--- START OF RAW RECORDS ---

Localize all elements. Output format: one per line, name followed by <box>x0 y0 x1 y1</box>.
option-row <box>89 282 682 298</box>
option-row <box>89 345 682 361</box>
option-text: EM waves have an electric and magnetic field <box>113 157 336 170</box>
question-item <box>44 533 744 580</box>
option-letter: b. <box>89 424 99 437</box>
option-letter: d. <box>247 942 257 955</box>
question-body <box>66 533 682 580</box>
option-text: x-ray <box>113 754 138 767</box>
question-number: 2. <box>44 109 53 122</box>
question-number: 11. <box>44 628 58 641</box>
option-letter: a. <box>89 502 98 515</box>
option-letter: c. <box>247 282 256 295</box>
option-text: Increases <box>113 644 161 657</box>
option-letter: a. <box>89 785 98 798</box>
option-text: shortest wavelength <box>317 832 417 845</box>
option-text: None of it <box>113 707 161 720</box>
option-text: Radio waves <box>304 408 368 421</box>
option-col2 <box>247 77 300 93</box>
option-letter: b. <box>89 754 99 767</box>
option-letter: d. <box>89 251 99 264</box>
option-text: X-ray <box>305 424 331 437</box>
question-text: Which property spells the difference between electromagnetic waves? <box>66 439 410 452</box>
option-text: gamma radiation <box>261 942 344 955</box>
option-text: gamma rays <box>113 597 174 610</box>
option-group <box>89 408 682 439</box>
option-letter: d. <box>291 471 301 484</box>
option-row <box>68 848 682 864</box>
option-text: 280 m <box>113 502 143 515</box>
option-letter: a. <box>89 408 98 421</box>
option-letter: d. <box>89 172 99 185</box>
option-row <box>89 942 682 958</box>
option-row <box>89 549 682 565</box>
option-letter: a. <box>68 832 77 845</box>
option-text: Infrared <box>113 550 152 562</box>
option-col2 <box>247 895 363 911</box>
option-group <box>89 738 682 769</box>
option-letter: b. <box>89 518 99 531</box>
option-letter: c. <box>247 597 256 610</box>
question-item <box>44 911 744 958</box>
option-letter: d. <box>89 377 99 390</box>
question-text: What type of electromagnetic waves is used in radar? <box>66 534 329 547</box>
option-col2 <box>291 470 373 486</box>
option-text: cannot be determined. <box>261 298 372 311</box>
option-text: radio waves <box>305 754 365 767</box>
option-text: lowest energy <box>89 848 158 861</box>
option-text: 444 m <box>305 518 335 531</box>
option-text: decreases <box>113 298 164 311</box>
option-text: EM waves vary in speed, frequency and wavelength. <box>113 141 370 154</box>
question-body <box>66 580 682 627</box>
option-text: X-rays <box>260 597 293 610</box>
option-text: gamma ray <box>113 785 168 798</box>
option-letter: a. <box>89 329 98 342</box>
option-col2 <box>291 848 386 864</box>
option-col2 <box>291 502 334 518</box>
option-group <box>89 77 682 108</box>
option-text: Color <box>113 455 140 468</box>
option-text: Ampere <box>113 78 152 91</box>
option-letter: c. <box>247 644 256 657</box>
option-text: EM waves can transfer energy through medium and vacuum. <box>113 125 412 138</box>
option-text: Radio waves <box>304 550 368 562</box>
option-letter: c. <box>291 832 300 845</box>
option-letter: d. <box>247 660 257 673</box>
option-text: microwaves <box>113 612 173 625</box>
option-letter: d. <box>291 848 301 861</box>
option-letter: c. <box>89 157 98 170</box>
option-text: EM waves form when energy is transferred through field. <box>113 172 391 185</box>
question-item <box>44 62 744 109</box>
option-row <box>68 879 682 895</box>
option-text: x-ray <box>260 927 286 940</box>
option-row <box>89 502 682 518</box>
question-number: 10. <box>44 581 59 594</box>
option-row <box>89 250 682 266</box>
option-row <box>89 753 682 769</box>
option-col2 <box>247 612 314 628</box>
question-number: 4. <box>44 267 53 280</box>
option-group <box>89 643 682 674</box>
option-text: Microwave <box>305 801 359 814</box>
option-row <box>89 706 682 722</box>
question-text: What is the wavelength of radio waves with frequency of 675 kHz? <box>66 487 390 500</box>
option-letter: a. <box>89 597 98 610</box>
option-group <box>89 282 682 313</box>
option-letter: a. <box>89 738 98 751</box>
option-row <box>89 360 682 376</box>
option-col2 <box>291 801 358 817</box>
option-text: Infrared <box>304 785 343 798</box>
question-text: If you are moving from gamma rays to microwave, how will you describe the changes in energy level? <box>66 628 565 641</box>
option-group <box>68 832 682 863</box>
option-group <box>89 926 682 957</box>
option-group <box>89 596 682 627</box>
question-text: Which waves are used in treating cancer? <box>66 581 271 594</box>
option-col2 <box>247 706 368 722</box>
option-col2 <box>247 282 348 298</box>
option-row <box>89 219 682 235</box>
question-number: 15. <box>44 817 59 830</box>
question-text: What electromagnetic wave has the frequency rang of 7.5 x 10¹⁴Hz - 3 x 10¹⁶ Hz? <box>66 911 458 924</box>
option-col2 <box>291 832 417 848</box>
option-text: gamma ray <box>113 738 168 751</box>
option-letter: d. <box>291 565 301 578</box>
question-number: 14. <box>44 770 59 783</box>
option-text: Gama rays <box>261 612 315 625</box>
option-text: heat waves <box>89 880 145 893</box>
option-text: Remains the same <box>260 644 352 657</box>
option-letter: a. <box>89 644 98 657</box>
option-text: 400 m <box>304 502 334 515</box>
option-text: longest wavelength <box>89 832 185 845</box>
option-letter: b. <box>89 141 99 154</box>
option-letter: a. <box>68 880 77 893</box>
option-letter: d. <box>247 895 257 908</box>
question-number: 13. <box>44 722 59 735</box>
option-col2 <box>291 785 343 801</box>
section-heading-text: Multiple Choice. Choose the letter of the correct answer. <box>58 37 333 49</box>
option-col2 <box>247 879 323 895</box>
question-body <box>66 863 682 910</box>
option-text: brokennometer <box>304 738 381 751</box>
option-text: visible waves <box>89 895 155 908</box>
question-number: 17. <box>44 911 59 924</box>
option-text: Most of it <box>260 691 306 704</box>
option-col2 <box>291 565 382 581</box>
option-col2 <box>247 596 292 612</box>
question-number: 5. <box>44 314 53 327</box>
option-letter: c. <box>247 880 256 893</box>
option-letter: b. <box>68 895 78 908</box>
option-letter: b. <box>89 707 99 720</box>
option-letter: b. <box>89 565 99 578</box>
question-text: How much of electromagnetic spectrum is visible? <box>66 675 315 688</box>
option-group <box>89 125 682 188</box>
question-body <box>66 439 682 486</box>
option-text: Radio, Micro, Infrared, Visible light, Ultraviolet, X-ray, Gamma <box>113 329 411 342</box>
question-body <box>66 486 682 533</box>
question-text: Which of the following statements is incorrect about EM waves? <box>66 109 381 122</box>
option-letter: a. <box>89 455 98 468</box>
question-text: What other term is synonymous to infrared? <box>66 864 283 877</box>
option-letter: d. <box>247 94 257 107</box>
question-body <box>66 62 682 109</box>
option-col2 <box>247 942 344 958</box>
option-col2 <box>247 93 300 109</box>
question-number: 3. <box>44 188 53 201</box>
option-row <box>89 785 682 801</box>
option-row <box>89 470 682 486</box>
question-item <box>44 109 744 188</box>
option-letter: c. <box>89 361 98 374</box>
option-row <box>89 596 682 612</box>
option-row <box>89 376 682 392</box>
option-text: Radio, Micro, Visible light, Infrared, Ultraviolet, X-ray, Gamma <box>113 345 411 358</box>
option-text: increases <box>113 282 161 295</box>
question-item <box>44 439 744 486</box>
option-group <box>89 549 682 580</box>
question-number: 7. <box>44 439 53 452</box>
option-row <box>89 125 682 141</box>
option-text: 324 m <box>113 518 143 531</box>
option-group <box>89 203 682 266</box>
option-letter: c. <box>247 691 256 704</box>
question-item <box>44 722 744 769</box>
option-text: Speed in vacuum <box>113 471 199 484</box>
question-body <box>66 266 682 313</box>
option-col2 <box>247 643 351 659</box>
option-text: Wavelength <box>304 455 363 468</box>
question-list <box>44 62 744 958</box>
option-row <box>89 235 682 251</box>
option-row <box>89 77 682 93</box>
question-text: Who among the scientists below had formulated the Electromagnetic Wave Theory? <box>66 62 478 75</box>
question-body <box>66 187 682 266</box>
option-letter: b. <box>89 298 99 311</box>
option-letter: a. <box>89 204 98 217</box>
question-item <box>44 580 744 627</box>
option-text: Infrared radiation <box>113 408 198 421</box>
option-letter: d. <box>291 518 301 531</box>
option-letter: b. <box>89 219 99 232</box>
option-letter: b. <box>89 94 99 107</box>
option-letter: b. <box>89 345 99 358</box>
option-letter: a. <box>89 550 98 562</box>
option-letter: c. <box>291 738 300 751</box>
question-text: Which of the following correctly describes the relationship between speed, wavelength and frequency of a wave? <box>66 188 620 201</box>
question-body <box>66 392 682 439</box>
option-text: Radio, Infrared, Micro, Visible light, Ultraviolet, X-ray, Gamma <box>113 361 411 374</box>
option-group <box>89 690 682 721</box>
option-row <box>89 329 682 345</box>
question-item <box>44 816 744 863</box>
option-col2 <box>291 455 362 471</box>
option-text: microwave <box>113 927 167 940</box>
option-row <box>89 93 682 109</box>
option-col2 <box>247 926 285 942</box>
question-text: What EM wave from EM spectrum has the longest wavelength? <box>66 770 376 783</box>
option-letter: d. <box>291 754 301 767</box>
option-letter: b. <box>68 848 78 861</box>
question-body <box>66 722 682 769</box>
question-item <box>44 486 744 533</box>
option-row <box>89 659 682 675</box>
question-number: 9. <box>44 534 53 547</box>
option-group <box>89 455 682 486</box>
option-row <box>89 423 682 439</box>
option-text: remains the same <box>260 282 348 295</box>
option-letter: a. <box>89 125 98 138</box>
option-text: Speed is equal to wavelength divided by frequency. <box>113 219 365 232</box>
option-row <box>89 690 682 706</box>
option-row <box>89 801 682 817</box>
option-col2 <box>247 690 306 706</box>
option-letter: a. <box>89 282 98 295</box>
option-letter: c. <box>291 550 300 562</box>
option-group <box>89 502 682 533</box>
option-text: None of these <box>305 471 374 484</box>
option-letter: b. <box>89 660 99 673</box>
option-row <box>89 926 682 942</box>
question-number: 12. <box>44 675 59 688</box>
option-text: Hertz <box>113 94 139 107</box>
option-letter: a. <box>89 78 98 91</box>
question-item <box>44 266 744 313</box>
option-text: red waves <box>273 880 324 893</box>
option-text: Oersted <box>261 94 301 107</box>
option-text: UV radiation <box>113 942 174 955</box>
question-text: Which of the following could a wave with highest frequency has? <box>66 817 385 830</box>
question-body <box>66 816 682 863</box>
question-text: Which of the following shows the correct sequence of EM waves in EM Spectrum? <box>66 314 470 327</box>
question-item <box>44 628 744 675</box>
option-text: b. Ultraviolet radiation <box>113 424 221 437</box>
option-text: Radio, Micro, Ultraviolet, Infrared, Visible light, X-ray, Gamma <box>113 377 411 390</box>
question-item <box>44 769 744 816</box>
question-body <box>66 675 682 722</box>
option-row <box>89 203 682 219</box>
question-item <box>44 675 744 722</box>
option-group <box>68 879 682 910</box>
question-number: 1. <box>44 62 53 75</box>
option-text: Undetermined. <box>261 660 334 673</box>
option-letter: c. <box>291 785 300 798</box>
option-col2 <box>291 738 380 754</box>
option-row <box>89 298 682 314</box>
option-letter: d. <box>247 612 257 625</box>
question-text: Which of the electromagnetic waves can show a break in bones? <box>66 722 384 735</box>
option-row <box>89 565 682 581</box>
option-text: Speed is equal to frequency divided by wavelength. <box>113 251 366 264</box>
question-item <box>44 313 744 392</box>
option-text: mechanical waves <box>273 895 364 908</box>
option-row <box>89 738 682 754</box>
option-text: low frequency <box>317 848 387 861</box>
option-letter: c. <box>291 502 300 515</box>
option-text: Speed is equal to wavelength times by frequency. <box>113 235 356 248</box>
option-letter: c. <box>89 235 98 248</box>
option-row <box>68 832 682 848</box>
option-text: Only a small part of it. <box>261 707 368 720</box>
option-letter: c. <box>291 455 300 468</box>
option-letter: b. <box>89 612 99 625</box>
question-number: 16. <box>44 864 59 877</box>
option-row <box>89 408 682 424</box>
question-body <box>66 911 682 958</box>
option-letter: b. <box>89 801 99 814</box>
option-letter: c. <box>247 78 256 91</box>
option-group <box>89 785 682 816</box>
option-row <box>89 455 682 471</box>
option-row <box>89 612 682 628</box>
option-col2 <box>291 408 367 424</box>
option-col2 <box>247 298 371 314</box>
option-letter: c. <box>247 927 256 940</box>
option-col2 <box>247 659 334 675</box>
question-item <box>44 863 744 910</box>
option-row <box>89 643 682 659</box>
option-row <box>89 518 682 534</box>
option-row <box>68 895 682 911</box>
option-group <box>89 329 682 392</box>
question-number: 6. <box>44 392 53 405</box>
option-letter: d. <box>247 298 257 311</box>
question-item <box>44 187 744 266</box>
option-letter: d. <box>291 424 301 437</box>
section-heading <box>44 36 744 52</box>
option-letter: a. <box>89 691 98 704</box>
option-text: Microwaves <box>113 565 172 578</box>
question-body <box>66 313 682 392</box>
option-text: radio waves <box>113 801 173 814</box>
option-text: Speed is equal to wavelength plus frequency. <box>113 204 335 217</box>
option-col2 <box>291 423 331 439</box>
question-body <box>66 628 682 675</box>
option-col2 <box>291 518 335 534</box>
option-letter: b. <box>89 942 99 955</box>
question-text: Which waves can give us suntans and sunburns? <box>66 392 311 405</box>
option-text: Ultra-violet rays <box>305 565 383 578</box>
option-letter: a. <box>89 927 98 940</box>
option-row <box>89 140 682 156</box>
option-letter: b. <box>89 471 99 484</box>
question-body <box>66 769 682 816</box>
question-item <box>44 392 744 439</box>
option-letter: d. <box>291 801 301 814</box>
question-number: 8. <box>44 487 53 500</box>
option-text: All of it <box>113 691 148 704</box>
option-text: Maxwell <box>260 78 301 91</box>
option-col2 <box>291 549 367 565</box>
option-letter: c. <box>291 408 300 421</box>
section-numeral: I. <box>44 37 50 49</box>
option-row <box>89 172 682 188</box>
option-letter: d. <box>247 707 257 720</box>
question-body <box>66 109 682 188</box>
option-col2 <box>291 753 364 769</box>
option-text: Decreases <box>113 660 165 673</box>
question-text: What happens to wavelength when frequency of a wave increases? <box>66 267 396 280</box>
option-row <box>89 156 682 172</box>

--- END OF RAW RECORDS ---

#### [TASK TO COMPLETE]
Reproduce the entries verbatim, beginning with the first line and ending with the line that contains "option-text: x-ray <box>113 754 138 767</box>", including both of those lines.

#### [THE RESULT]
Localize all elements. Output format: one per line, name followed by <box>x0 y0 x1 y1</box>.
option-row <box>89 282 682 298</box>
option-row <box>89 345 682 361</box>
option-text: EM waves have an electric and magnetic field <box>113 157 336 170</box>
question-item <box>44 533 744 580</box>
option-letter: b. <box>89 424 99 437</box>
option-letter: d. <box>247 942 257 955</box>
question-body <box>66 533 682 580</box>
option-text: x-ray <box>113 754 138 767</box>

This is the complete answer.